The listing below should be written out exactly; please include all of it.

— start of Given records —

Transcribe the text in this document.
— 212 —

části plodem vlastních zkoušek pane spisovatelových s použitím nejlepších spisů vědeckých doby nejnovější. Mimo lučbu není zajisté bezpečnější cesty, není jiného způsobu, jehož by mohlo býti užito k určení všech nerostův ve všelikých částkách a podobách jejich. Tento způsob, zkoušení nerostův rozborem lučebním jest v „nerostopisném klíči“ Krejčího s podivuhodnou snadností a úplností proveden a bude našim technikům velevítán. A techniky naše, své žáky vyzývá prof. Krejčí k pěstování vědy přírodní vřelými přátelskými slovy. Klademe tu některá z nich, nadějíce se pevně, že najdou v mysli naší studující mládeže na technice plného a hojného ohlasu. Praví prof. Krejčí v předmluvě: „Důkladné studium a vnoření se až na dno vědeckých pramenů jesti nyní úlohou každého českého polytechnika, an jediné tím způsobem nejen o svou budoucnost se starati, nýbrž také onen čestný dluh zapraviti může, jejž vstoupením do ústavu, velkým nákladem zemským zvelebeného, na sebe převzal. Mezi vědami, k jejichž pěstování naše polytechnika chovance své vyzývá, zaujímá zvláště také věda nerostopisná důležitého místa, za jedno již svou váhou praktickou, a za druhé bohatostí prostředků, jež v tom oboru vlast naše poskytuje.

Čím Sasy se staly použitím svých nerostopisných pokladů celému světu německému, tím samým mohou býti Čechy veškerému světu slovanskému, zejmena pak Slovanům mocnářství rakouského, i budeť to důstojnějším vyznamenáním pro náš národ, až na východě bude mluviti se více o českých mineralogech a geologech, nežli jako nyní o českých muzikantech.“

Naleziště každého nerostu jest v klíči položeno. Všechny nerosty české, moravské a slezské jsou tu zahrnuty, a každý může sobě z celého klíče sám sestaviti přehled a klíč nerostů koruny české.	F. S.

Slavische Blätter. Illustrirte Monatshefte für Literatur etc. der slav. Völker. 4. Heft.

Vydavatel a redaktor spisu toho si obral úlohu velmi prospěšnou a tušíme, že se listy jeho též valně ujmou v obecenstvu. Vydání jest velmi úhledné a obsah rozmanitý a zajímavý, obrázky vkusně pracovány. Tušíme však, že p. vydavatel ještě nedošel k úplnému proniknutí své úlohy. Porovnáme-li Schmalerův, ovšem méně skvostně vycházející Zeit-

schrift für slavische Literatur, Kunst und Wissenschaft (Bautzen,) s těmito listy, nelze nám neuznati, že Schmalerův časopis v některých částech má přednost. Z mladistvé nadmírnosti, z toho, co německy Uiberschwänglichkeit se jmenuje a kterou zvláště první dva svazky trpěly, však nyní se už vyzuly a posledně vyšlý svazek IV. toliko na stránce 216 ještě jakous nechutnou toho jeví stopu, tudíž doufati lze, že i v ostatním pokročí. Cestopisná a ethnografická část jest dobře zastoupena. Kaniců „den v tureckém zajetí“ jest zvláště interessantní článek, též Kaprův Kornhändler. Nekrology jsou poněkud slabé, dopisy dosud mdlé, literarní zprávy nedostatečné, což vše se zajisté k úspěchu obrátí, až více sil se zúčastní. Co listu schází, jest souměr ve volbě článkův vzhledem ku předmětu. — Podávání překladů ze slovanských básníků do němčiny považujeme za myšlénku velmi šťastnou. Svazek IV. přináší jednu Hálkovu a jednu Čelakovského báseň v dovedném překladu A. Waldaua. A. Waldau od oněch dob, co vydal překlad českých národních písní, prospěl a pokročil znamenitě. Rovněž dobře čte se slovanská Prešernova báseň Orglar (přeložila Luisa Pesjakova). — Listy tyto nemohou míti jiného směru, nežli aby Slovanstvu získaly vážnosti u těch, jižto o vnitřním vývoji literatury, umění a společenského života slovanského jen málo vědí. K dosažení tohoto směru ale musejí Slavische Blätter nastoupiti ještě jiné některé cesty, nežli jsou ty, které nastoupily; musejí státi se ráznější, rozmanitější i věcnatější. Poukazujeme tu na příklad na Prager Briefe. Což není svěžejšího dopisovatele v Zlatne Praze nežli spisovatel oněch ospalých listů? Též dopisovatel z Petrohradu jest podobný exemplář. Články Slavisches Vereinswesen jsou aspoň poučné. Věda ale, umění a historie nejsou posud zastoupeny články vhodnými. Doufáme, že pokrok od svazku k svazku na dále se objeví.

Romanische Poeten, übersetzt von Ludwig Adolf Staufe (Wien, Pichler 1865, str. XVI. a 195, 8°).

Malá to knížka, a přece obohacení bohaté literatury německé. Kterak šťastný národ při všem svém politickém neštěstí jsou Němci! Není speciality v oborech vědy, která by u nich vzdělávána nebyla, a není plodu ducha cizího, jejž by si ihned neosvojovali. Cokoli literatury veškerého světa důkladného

— end of Given records —

**Written solution**.
Transcribe the text in this document.
— 212 —

části plodem vlastních zkoušek pane spisovatelových s použitím nejlepších spisů vědeckých doby nejnovější. Mimo lučbu není zajisté bezpečnější cesty, není jiného způsobu, jehož by mohlo býti užito k určení všech nerostův ve všelikých částkách a podobách jejich. Tento způsob, zkoušení nerostův rozborem lučebním jest v „nerostopisném klíči“ Krejčího s podivuhodnou snadností a úplností proveden a bude našim technikům velevítán. A techniky naše, své žáky vyzývá prof. Krejčí k pěstování vědy přírodní vřelými přátelskými slovy. Klademe tu některá z nich, nadějíce se pevně, že najdou v mysli naší studující mládeže na technice plného a hojného ohlasu. Praví prof. Krejčí v předmluvě: „Důkladné studium a vnoření se až na dno vědeckých pramenů jesti nyní úlohou každého českého polytechnika, an jediné tím způsobem nejen o svou budoucnost se starati, nýbrž také onen čestný dluh zapraviti může, jejž vstoupením do ústavu, velkým nákladem zemským zvelebeného, na sebe převzal. Mezi vědami, k jejichž pěstování naše polytechnika chovance své vyzývá, zaujímá zvláště také věda nerostopisná důležitého místa, za jedno již svou váhou praktickou, a za druhé bohatostí prostředků, jež v tom oboru vlast naše poskytuje.

Čím Sasy se staly použitím svých nerostopisných pokladů celému světu německému, tím samým mohou býti Čechy veškerému světu slovanskému, zejmena pak Slovanům mocnářství rakouského, i budeť to důstojnějším vyznamenáním pro náš národ, až na východě bude mluviti se více o českých mineralogech a geologech, nežli jako nyní o českých muzikantech.“

Naleziště každého nerostu jest v klíči položeno. Všechny nerosty české, moravské a slezské jsou tu zahrnuty, a každý může sobě z celého klíče sám sestaviti přehled a klíč nerostů koruny české.	F. S.

Slavische Blätter. Illustrirte Monatshefte für Literatur etc. der slav. Völker. 4. Heft.

Vydavatel a redaktor spisu toho si obral úlohu velmi prospěšnou a tušíme, že se listy jeho též valně ujmou v obecenstvu. Vydání jest velmi úhledné a obsah rozmanitý a zajímavý, obrázky vkusně pracovány. Tušíme však, že p. vydavatel ještě nedošel k úplnému proniknutí své úlohy. Porovnáme-li Schmalerův, ovšem méně skvostně vycházející Zeit-

schrift für slavische Literatur, Kunst und Wissenschaft (Bautzen,) s těmito listy, nelze nám neuznati, že Schmalerův časopis v některých částech má přednost. Z mladistvé nadmírnosti, z toho, co německy Uiberschwänglichkeit se jmenuje a kterou zvláště první dva svazky trpěly, však nyní se už vyzuly a posledně vyšlý svazek IV. toliko na stránce 216 ještě jakous nechutnou toho jeví stopu, tudíž doufati lze, že i v ostatním pokročí. Cestopisná a ethnografická část jest dobře zastoupena. Kaniců „den v tureckém zajetí“ jest zvláště interessantní článek, též Kaprův Kornhändler. Nekrology jsou poněkud slabé, dopisy dosud mdlé, literarní zprávy nedostatečné, což vše se zajisté k úspěchu obrátí, až více sil se zúčastní. Co listu schází, jest souměr ve volbě článkův vzhledem ku předmětu. — Podávání překladů ze slovanských básníků do němčiny považujeme za myšlénku velmi šťastnou. Svazek IV. přináší jednu Hálkovu a jednu Čelakovského báseň v dovedném překladu A. Waldaua. A. Waldau od oněch dob, co vydal překlad českých národních písní, prospěl a pokročil znamenitě. Rovněž dobře čte se slovanská Prešernova báseň Orglar (přeložila Luisa Pesjakova). — Listy tyto nemohou míti jiného směru, nežli aby Slovanstvu získaly vážnosti u těch, jižto o vnitřním vývoji literatury, umění a společenského života slovanského jen málo vědí. K dosažení tohoto směru ale musejí Slavische Blätter nastoupiti ještě jiné některé cesty, nežli jsou ty, které nastoupily; musejí státi se ráznější, rozmanitější i věcnatější. Poukazujeme tu na příklad na Prager Briefe. Což není svěžejšího dopisovatele v Zlatne Praze nežli spisovatel oněch ospalých listů? Též dopisovatel z Petrohradu jest podobný exemplář. Články Slavisches Vereinswesen jsou aspoň poučné. Věda ale, umění a historie nejsou posud zastoupeny články vhodnými. Doufáme, že pokrok od svazku k svazku na dále se objeví.

Romanische Poeten, übersetzt von Ludwig Adolf Staufe (Wien, Pichler 1865, str. XVI. a 195, 8°).

Malá to knížka, a přece obohacení bohaté literatury německé. Kterak šťastný národ při všem svém politickém neštěstí jsou Němci! Není speciality v oborech vědy, která by u nich vzdělávána nebyla, a není plodu ducha cizího, jejž by si ihned neosvojovali. Cokoli literatury veškerého světa důkladného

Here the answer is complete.